== Texte de lecture

Le prêt à intérêts négatifs : un oxymore ?

Le basculement du LIBOR-CHF dans des taux négatifs peut-il contraindre le prêteur à payer des intérêts à l’emprunteur ? En procédant à une interprétation objective d’un contrat de « Certificate evidencing indebtedness », le Tribunal fédéral tranche cette question par la négative en soulignant le caractère en principe onéreux du prêt commercial (arrêt 4A_596/2018 du 7 mai 2019, destiné à la publication).

En 2006, une commune genevoise emprunte CHF 100 Mios à une banque. Les parties conviennent que le prêt porte intérêt au taux LIBOR-CHF à six mois, augmenté d’un taux fixe de 0.0375 % par an.

En janvier 2015, l’introduction d’un taux d’intérêt négatif et l’abolition du taux plancher CHF-EUR par la BNS ont pour conséquence le basculement du LIBOR-CHF dans des taux négatifs. L’emprunteuse demande alors à la banque de lui payer des intérêts, de tels taux négatifs impliquant selon elle une inversion du flux de paiement des intérêts. La banque rejette la demande et affirme que le contrat ne prévoyait aucun paiement d’intérêts à sa charge en faveur de l’emprunteuse.

Le Tribunal de première instance et la Cour de justice rejettent la demande en paiement de plus de CHF 700’000.- déposée par l’emprunteuse. Selon la Cour de justice, les parties n’avaient pas prévu l’éventualité d’un taux négatif. À l’aide d’une interprétation objective du contrat selon le principe de la confiance, la Cour considère que les parties ne pouvaient pas, de bonne foi, envisager un retournement de l’obligation de paiement des intérêts de l’emprunteuse à la banque (ACJC/1258/2018 du 17 septembre 2018).

Saisi par l’emprunteuse, le Tribunal fédéral procède à un examen minutieux de la notion d’intérêt dans le cadre d’un prêt de consommation (art. 312 CO). Alors qu’en matière civile le prêt est présumé gratuit (art. 313 al. 1 CO), il est présumé onéreux en matière commerciale, sauf si les parties en ont disposé autrement (art. 313 al. 2 CO). L’intérêt constitue alors la compensation de la mise à disposition d’un certain capital à l’emprunteur pendant la durée du prêt.

L’intérêt négatif ne correspond pas à la notion juridique de l’intérêt. En effet, il créerait une inversion des flux de paiement : le prêteur rétribuerait l’emprunteur. L’intérêt négatif est-il ainsi compatible avec l’essence même du contrat de prêt onéreux ?

====
== Extrait de données

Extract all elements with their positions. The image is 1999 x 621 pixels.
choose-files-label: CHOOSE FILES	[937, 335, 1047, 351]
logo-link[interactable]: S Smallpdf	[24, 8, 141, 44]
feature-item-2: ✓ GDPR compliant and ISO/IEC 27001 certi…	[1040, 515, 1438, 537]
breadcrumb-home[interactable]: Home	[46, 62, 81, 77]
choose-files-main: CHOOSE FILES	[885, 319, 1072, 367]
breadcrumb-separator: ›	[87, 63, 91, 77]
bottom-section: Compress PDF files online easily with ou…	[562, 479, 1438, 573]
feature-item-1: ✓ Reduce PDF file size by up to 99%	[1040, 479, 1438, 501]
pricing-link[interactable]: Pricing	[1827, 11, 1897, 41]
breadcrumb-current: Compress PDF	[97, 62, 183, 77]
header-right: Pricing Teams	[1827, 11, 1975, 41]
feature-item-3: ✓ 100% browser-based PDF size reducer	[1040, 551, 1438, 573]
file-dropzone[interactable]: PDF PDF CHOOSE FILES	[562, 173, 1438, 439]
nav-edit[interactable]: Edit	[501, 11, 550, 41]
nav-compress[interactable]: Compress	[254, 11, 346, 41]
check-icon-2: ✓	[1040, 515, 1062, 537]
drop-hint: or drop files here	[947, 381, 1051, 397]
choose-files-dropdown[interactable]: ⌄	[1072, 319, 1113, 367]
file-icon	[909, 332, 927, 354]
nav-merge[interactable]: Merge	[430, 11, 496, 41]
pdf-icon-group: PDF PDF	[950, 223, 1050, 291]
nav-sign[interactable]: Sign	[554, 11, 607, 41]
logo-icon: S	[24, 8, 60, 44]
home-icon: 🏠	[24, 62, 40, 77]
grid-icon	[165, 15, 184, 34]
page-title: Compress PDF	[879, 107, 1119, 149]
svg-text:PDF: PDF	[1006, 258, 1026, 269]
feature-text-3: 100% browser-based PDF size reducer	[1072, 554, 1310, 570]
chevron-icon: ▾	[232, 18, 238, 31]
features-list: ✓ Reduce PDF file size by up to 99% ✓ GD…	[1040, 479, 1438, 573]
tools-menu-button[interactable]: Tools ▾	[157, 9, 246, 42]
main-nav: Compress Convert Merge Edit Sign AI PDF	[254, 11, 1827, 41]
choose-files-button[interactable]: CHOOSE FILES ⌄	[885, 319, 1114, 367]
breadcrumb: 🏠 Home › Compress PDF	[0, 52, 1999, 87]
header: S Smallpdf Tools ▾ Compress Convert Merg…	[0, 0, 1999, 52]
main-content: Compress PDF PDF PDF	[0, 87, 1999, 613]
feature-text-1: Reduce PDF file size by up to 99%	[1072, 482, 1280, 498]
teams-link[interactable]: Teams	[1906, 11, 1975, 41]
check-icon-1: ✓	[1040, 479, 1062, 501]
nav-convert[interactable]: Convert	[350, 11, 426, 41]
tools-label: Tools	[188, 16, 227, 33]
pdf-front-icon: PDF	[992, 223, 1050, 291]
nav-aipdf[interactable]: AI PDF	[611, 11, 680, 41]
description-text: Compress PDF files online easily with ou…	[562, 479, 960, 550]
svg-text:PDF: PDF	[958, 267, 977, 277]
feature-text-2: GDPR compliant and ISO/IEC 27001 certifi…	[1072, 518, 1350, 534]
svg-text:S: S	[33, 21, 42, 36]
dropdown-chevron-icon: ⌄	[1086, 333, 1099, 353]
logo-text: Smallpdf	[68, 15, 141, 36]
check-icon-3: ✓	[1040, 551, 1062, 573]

====

◆ **Objectif 1**
Dans le texte de lecture sur le prêt à intérêts négatifs, quel taux fixe annuel s'ajoute au LIBOR-CHF à six mois ?
◆ **Objectif 2**
Citez le passage du texte de lecture qui va de « Le basculement du LIBOR-CHF dans des taux négatifs peut-il » jusqu'à « à la publication). », ces deux extrémités comprises.

◆ **Réponse finale 1**
Un taux fixe de 0.0375 % par an.

◆ **Réponse finale 2**
Le basculement du LIBOR-CHF dans des taux négatifs peut-il contraindre le prêteur à payer des intérêts à l’emprunteur ? En procédant à une interprétation objective d’un contrat de « Certificate evidencing indebtedness », le Tribunal fédéral tranche cette question par la négative en soulignant le caractère en principe onéreux du prêt commercial (arrêt 4A_596/2018 du 7 mai 2019, destiné à la publication).